Go through the listing below and list every line with "placeholder".

╭─ Listed records

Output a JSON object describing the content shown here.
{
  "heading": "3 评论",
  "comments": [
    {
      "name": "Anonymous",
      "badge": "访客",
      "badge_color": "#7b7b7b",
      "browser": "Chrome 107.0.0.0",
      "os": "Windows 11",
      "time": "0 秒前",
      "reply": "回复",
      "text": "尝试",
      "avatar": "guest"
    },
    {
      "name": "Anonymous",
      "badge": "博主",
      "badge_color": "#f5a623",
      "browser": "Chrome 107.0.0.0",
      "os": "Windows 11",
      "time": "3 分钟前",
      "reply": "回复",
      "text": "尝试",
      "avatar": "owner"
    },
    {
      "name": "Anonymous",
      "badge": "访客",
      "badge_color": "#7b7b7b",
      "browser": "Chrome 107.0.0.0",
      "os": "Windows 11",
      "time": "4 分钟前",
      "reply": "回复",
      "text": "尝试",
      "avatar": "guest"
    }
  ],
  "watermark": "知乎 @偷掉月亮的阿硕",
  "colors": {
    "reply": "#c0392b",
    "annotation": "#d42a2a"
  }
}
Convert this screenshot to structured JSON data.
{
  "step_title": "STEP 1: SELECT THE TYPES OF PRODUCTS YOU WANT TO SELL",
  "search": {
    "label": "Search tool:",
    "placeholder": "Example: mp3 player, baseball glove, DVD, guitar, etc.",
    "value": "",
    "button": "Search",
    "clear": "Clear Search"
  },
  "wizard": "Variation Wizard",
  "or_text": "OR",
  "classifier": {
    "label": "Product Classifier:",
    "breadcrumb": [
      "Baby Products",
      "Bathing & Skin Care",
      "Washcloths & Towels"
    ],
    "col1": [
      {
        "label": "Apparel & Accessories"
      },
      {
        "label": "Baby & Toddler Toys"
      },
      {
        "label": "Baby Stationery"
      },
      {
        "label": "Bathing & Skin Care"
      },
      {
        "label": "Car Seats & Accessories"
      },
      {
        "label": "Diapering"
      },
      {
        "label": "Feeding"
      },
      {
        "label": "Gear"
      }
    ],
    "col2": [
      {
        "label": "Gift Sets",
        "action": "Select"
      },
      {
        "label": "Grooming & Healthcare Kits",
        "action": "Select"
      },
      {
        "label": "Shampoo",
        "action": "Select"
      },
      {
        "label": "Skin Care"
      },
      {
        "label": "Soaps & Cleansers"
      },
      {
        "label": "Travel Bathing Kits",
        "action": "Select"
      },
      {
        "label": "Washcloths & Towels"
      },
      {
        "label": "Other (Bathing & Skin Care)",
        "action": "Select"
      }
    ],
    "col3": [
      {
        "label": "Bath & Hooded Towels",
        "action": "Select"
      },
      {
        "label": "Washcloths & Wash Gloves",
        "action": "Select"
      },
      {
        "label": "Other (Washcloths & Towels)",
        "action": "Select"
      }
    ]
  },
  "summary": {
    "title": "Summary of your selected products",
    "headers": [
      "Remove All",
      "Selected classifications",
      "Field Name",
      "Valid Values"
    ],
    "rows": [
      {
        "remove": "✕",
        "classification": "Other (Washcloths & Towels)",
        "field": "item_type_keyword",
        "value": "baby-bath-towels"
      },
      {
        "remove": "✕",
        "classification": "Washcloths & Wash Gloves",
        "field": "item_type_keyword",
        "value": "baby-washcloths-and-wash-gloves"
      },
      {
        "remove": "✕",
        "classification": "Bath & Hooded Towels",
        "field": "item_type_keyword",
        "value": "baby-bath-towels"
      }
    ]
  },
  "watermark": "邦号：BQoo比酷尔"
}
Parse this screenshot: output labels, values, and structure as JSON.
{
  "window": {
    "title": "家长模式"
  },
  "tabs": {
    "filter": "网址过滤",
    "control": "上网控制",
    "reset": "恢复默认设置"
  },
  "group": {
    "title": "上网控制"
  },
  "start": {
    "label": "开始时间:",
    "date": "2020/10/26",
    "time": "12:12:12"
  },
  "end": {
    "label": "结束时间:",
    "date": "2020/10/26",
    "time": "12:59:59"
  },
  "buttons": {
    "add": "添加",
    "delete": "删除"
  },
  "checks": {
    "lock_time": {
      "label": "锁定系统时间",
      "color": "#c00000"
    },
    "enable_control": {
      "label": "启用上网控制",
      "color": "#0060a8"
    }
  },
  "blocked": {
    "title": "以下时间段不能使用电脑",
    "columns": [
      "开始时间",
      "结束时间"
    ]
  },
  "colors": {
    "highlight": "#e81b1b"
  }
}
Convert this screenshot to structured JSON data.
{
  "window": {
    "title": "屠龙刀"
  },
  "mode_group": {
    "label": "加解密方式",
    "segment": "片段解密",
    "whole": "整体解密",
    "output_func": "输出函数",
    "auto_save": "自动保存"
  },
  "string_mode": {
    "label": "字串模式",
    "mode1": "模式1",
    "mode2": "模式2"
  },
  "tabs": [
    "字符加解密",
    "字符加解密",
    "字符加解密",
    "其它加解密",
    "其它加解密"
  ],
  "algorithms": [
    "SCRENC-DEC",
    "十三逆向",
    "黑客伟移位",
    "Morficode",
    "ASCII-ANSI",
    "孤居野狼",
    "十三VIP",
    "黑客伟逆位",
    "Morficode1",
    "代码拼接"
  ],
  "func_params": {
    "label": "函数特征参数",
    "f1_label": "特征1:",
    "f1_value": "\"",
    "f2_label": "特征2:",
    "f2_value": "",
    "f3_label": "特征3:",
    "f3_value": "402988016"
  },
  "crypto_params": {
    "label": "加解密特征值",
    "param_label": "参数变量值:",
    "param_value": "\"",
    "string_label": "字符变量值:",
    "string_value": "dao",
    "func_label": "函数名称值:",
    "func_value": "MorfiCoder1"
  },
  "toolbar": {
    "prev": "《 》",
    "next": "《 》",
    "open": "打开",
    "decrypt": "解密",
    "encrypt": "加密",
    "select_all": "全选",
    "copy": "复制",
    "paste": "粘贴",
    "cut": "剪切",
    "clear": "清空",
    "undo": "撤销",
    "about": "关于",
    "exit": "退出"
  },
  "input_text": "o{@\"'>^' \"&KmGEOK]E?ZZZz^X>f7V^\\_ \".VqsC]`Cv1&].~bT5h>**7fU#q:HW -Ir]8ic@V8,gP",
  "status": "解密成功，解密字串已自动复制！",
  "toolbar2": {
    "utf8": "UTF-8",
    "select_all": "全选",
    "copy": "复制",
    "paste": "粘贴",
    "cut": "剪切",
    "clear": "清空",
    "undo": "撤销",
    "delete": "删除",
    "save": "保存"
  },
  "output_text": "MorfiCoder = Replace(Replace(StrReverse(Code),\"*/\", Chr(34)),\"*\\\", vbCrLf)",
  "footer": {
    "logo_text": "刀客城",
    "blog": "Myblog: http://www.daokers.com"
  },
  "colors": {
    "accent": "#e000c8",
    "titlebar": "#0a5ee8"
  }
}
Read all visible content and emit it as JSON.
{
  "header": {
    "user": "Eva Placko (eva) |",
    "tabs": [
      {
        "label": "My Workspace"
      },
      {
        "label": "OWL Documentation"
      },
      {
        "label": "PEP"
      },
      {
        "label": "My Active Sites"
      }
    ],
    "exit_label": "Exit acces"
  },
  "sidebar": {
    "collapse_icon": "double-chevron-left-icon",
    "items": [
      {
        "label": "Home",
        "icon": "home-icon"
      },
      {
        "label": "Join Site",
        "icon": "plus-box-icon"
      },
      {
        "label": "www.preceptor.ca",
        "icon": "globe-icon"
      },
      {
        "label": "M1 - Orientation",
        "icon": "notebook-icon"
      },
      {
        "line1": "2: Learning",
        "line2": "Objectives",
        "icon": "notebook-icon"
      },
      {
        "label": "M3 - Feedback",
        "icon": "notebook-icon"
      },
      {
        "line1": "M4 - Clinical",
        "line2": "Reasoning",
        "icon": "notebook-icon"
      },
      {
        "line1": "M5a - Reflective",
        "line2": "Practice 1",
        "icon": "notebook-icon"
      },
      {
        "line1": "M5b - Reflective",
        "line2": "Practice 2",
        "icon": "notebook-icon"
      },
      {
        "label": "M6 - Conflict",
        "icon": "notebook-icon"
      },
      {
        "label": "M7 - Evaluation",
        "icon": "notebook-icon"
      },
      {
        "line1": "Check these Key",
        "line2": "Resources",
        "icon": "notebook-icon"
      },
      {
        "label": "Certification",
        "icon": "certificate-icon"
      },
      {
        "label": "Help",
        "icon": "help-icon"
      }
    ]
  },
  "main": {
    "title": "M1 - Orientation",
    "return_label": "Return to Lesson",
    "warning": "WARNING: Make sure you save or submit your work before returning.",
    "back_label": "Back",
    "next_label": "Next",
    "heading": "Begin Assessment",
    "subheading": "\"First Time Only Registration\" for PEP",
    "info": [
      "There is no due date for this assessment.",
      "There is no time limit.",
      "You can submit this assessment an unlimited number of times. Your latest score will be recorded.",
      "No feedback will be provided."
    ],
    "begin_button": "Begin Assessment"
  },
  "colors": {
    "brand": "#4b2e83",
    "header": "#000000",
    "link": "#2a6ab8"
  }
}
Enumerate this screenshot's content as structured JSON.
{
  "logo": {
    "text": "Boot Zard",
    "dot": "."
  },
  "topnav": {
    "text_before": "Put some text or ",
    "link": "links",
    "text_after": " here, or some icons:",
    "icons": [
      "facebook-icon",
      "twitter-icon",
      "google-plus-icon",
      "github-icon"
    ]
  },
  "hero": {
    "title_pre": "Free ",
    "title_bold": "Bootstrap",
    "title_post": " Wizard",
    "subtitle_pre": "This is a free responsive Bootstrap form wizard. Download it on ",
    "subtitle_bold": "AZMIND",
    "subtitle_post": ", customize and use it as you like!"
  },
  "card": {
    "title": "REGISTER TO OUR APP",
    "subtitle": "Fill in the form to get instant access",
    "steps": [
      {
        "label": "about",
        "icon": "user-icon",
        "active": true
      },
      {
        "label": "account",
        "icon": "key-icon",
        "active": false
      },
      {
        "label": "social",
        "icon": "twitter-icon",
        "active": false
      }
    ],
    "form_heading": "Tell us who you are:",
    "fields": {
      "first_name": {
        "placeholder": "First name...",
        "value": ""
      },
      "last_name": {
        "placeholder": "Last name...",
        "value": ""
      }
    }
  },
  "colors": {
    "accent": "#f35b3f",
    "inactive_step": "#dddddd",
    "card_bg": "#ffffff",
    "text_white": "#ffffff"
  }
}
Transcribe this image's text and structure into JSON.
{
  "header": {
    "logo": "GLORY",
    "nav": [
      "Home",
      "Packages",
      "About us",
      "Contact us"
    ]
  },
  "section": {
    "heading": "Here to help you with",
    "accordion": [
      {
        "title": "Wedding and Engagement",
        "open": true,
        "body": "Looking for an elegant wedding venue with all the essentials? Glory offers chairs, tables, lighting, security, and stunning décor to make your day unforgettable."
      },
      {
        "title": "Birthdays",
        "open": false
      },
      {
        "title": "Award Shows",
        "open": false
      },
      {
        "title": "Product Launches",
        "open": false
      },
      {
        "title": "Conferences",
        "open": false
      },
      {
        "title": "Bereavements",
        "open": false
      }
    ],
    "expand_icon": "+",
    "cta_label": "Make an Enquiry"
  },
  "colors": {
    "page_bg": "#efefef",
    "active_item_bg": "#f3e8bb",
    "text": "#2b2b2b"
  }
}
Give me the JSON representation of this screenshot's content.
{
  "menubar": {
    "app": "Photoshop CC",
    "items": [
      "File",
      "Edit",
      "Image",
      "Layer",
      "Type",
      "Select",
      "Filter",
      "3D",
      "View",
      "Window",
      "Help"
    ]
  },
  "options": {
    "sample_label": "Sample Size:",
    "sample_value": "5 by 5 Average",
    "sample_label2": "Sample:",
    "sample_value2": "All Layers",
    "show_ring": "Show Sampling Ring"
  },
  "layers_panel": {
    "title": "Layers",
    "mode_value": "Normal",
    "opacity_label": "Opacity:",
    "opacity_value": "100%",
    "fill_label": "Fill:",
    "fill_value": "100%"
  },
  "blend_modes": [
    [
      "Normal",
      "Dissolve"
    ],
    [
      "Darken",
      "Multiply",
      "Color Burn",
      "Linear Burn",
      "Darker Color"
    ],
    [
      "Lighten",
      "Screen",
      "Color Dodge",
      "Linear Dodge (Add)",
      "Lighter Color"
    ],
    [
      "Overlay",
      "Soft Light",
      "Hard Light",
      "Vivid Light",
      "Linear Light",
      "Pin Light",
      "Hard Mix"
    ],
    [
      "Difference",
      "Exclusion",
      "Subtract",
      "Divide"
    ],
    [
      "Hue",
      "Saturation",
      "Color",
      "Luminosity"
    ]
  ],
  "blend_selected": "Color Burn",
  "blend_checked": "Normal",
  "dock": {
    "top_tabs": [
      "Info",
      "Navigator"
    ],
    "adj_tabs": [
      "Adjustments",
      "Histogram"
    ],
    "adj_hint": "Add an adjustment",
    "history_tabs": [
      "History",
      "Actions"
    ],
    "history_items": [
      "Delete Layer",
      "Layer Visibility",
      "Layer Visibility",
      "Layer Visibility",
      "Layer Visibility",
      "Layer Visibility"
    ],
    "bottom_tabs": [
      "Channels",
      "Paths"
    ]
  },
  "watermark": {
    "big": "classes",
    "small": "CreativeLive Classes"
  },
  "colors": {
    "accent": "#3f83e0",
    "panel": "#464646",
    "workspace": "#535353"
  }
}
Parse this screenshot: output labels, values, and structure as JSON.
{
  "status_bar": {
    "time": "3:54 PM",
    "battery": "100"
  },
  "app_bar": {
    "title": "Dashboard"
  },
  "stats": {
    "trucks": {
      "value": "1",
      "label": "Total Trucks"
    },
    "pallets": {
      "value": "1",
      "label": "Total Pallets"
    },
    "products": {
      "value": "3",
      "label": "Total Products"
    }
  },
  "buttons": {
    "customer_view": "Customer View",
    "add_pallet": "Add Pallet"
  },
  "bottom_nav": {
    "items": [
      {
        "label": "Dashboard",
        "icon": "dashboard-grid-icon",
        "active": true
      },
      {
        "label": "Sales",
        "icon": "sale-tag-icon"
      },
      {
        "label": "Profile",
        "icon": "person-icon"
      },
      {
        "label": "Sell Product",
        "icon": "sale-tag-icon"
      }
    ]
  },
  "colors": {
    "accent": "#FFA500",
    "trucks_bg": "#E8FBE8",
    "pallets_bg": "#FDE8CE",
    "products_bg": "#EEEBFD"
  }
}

╰─

§ Task solution:
    "placeholder": "Example: mp3 player, baseball glove, DVD, guitar, etc.",
        "placeholder": "First name...",
        "placeholder": "Last name...",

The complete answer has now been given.